Short task: Set down every entry again word for word, please, but skip the pictures.

Material shown:
::::

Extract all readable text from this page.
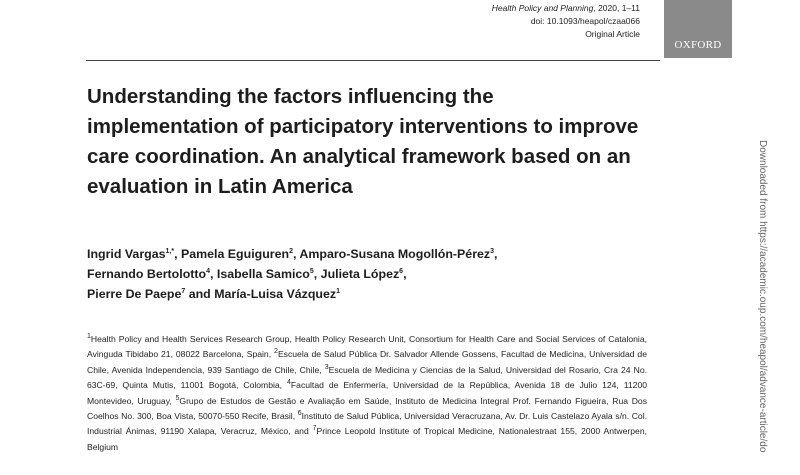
Health Policy and Planning, 2020, 1–11
doi: 10.1093/heapol/czaa066
Original Article
OXFORD
Understanding the factors influencing the implementation of participatory interventions to improve care coordination. An analytical framework based on an evaluation in Latin America
Ingrid Vargas$^{1,*}$, Pamela Eguiguren$^2$, Amparo-Susana Mogollón-Pérez$^3$,
Fernando Bertolotto$^4$, Isabella Samico$^5$, Julieta López$^6$,
Pierre De Paepe$^7$ and María-Luisa Vázquez$^1$
$^1$Health Policy and Health Services Research Group, Health Policy Research Unit, Consortium for Health Care and Social Services of Catalonia, Avinguda Tibidabo 21, 08022 Barcelona, Spain, $^2$Escuela de Salud Pública Dr. Salvador Allende Gossens, Facultad de Medicina, Universidad de Chile, Avenida Independencia, 939 Santiago de Chile, Chile, $^3$Escuela de Medicina y Ciencias de la Salud, Universidad del Rosario, Cra 24 No. 63C-69, Quinta Mutis, 11001 Bogotá, Colombia, $^4$Facultad de Enfermería, Universidad de la República, Avenida 18 de Julio 124, 11200 Montevideo, Uruguay, $^5$Grupo de Estudos de Gestão e Avaliação em Saúde, Instituto de Medicina Integral Prof. Fernando Figueira, Rua Dos Coelhos No. 300, Boa Vista, 50070-550 Recife, Brasil, $^6$Instituto de Salud Pública, Universidad Veracruzana, Av. Dr. Luis Castelazo Ayala s/n. Col. Industrial Ánimas, 91190 Xalapa, Veracruz, México, and $^7$Prince Leopold Institute of Tropical Medicine, Nationalestraat 155, 2000 Antwerpen, Belgium	Downloaded from https://academic.oup.com/heapol/advance-article/do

::::

The response:
Extract all readable text from this page.
Health Policy and Planning, 2020, 1–11
doi: 10.1093/heapol/czaa066
Original Article
OXFORD
Understanding the factors influencing the implementation of participatory interventions to improve care coordination. An analytical framework based on an evaluation in Latin America
Ingrid Vargas$^{1,*}$, Pamela Eguiguren$^2$, Amparo-Susana Mogollón-Pérez$^3$,
Fernando Bertolotto$^4$, Isabella Samico$^5$, Julieta López$^6$,
Pierre De Paepe$^7$ and María-Luisa Vázquez$^1$
$^1$Health Policy and Health Services Research Group, Health Policy Research Unit, Consortium for Health Care and Social Services of Catalonia, Avinguda Tibidabo 21, 08022 Barcelona, Spain, $^2$Escuela de Salud Pública Dr. Salvador Allende Gossens, Facultad de Medicina, Universidad de Chile, Avenida Independencia, 939 Santiago de Chile, Chile, $^3$Escuela de Medicina y Ciencias de la Salud, Universidad del Rosario, Cra 24 No. 63C-69, Quinta Mutis, 11001 Bogotá, Colombia, $^4$Facultad de Enfermería, Universidad de la República, Avenida 18 de Julio 124, 11200 Montevideo, Uruguay, $^5$Grupo de Estudos de Gestão e Avaliação em Saúde, Instituto de Medicina Integral Prof. Fernando Figueira, Rua Dos Coelhos No. 300, Boa Vista, 50070-550 Recife, Brasil, $^6$Instituto de Salud Pública, Universidad Veracruzana, Av. Dr. Luis Castelazo Ayala s/n. Col. Industrial Ánimas, 91190 Xalapa, Veracruz, México, and $^7$Prince Leopold Institute of Tropical Medicine, Nationalestraat 155, 2000 Antwerpen, Belgium	Downloaded from https://academic.oup.com/heapol/advance-article/do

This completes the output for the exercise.